### PROMPT:
Produce an exact transcription of the listing below, omitting the pictures.

(Recorded data)
begin

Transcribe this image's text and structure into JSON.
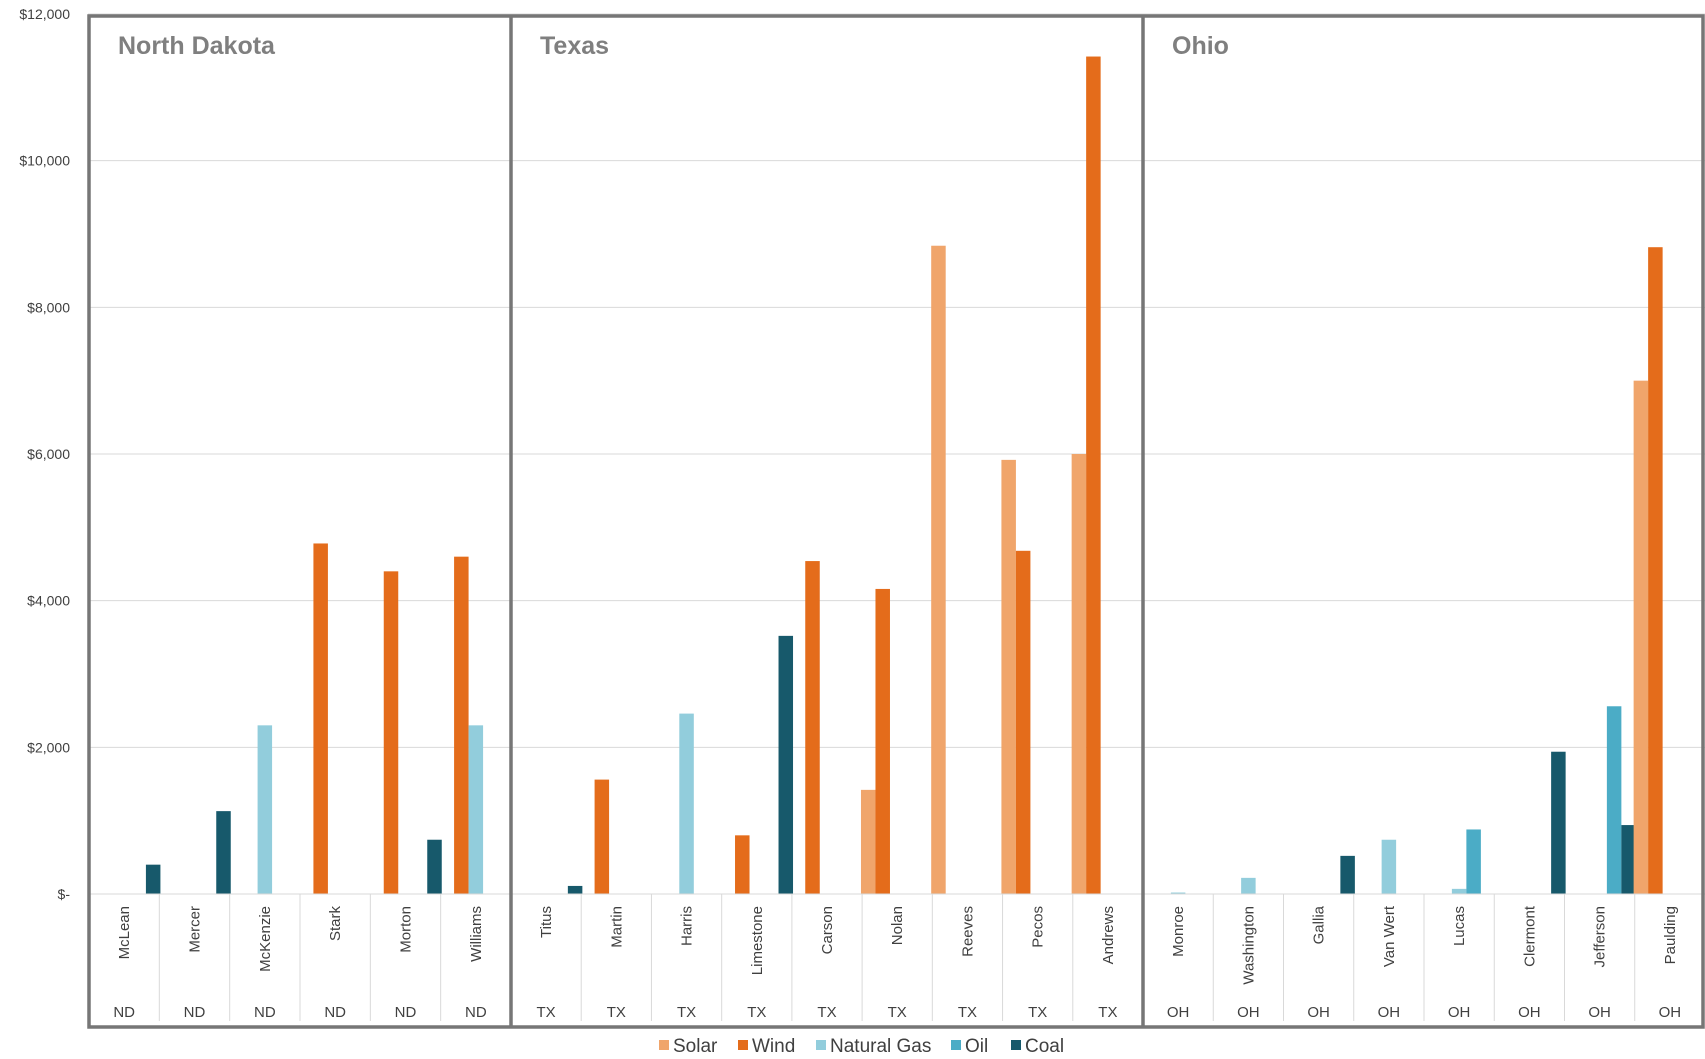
{
  "chart_data": {
    "type": "bar",
    "ylim": [
      0,
      12000
    ],
    "yticks": [
      {
        "value": 0,
        "label": "$-"
      },
      {
        "value": 2000,
        "label": "$2,000"
      },
      {
        "value": 4000,
        "label": "$4,000"
      },
      {
        "value": 6000,
        "label": "$6,000"
      },
      {
        "value": 8000,
        "label": "$8,000"
      },
      {
        "value": 10000,
        "label": "$10,000"
      },
      {
        "value": 12000,
        "label": "$12,000"
      }
    ],
    "grid": true,
    "legend_position": "bottom",
    "series": [
      {
        "name": "Solar",
        "color": "#f0a56b"
      },
      {
        "name": "Wind",
        "color": "#e46c1b"
      },
      {
        "name": "Natural Gas",
        "color": "#92cddc"
      },
      {
        "name": "Oil",
        "color": "#4bacc6"
      },
      {
        "name": "Coal",
        "color": "#17596b"
      }
    ],
    "panels": [
      {
        "title": "North Dakota",
        "abbr": "ND",
        "counties": [
          {
            "name": "McLean",
            "values": [
              0,
              0,
              0,
              0,
              400
            ]
          },
          {
            "name": "Mercer",
            "values": [
              0,
              0,
              0,
              0,
              1130
            ]
          },
          {
            "name": "McKenzie",
            "values": [
              0,
              0,
              2300,
              0,
              0
            ]
          },
          {
            "name": "Stark",
            "values": [
              0,
              4780,
              0,
              0,
              0
            ]
          },
          {
            "name": "Morton",
            "values": [
              0,
              4400,
              0,
              0,
              740
            ]
          },
          {
            "name": "Williams",
            "values": [
              0,
              4600,
              2300,
              0,
              0
            ]
          }
        ]
      },
      {
        "title": "Texas",
        "abbr": "TX",
        "counties": [
          {
            "name": "Titus",
            "values": [
              0,
              0,
              0,
              0,
              110
            ]
          },
          {
            "name": "Martin",
            "values": [
              0,
              1560,
              0,
              0,
              0
            ]
          },
          {
            "name": "Harris",
            "values": [
              0,
              0,
              2460,
              0,
              0
            ]
          },
          {
            "name": "Limestone",
            "values": [
              0,
              800,
              0,
              0,
              3520
            ]
          },
          {
            "name": "Carson",
            "values": [
              0,
              4540,
              0,
              0,
              0
            ]
          },
          {
            "name": "Nolan",
            "values": [
              1420,
              4160,
              0,
              0,
              0
            ]
          },
          {
            "name": "Reeves",
            "values": [
              8840,
              0,
              0,
              0,
              0
            ]
          },
          {
            "name": "Pecos",
            "values": [
              5920,
              4680,
              0,
              0,
              0
            ]
          },
          {
            "name": "Andrews",
            "values": [
              6000,
              11420,
              0,
              0,
              0
            ]
          }
        ]
      },
      {
        "title": "Ohio",
        "abbr": "OH",
        "counties": [
          {
            "name": "Monroe",
            "values": [
              0,
              0,
              20,
              0,
              0
            ]
          },
          {
            "name": "Washington",
            "values": [
              0,
              0,
              220,
              0,
              0
            ]
          },
          {
            "name": "Gallia",
            "values": [
              0,
              0,
              0,
              0,
              520
            ]
          },
          {
            "name": "Van Wert",
            "values": [
              0,
              0,
              740,
              0,
              0
            ]
          },
          {
            "name": "Lucas",
            "values": [
              0,
              0,
              70,
              880,
              0
            ]
          },
          {
            "name": "Clermont",
            "values": [
              0,
              0,
              0,
              0,
              1940
            ]
          },
          {
            "name": "Jefferson",
            "values": [
              0,
              0,
              0,
              2560,
              940
            ]
          },
          {
            "name": "Paulding",
            "values": [
              7000,
              8820,
              0,
              0,
              0
            ]
          }
        ]
      }
    ]
  }
}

end

### RESPONSE TO THIS EXERCISE:
Transcribe this image's text and structure into JSON.
{
  "chart_data": {
    "type": "bar",
    "ylim": [
      0,
      12000
    ],
    "yticks": [
      {
        "value": 0,
        "label": "$-"
      },
      {
        "value": 2000,
        "label": "$2,000"
      },
      {
        "value": 4000,
        "label": "$4,000"
      },
      {
        "value": 6000,
        "label": "$6,000"
      },
      {
        "value": 8000,
        "label": "$8,000"
      },
      {
        "value": 10000,
        "label": "$10,000"
      },
      {
        "value": 12000,
        "label": "$12,000"
      }
    ],
    "grid": true,
    "legend_position": "bottom",
    "series": [
      {
        "name": "Solar",
        "color": "#f0a56b"
      },
      {
        "name": "Wind",
        "color": "#e46c1b"
      },
      {
        "name": "Natural Gas",
        "color": "#92cddc"
      },
      {
        "name": "Oil",
        "color": "#4bacc6"
      },
      {
        "name": "Coal",
        "color": "#17596b"
      }
    ],
    "panels": [
      {
        "title": "North Dakota",
        "abbr": "ND",
        "counties": [
          {
            "name": "McLean",
            "values": [
              0,
              0,
              0,
              0,
              400
            ]
          },
          {
            "name": "Mercer",
            "values": [
              0,
              0,
              0,
              0,
              1130
            ]
          },
          {
            "name": "McKenzie",
            "values": [
              0,
              0,
              2300,
              0,
              0
            ]
          },
          {
            "name": "Stark",
            "values": [
              0,
              4780,
              0,
              0,
              0
            ]
          },
          {
            "name": "Morton",
            "values": [
              0,
              4400,
              0,
              0,
              740
            ]
          },
          {
            "name": "Williams",
            "values": [
              0,
              4600,
              2300,
              0,
              0
            ]
          }
        ]
      },
      {
        "title": "Texas",
        "abbr": "TX",
        "counties": [
          {
            "name": "Titus",
            "values": [
              0,
              0,
              0,
              0,
              110
            ]
          },
          {
            "name": "Martin",
            "values": [
              0,
              1560,
              0,
              0,
              0
            ]
          },
          {
            "name": "Harris",
            "values": [
              0,
              0,
              2460,
              0,
              0
            ]
          },
          {
            "name": "Limestone",
            "values": [
              0,
              800,
              0,
              0,
              3520
            ]
          },
          {
            "name": "Carson",
            "values": [
              0,
              4540,
              0,
              0,
              0
            ]
          },
          {
            "name": "Nolan",
            "values": [
              1420,
              4160,
              0,
              0,
              0
            ]
          },
          {
            "name": "Reeves",
            "values": [
              8840,
              0,
              0,
              0,
              0
            ]
          },
          {
            "name": "Pecos",
            "values": [
              5920,
              4680,
              0,
              0,
              0
            ]
          },
          {
            "name": "Andrews",
            "values": [
              6000,
              11420,
              0,
              0,
              0
            ]
          }
        ]
      },
      {
        "title": "Ohio",
        "abbr": "OH",
        "counties": [
          {
            "name": "Monroe",
            "values": [
              0,
              0,
              20,
              0,
              0
            ]
          },
          {
            "name": "Washington",
            "values": [
              0,
              0,
              220,
              0,
              0
            ]
          },
          {
            "name": "Gallia",
            "values": [
              0,
              0,
              0,
              0,
              520
            ]
          },
          {
            "name": "Van Wert",
            "values": [
              0,
              0,
              740,
              0,
              0
            ]
          },
          {
            "name": "Lucas",
            "values": [
              0,
              0,
              70,
              880,
              0
            ]
          },
          {
            "name": "Clermont",
            "values": [
              0,
              0,
              0,
              0,
              1940
            ]
          },
          {
            "name": "Jefferson",
            "values": [
              0,
              0,
              0,
              2560,
              940
            ]
          },
          {
            "name": "Paulding",
            "values": [
              7000,
              8820,
              0,
              0,
              0
            ]
          }
        ]
      }
    ]
  }
}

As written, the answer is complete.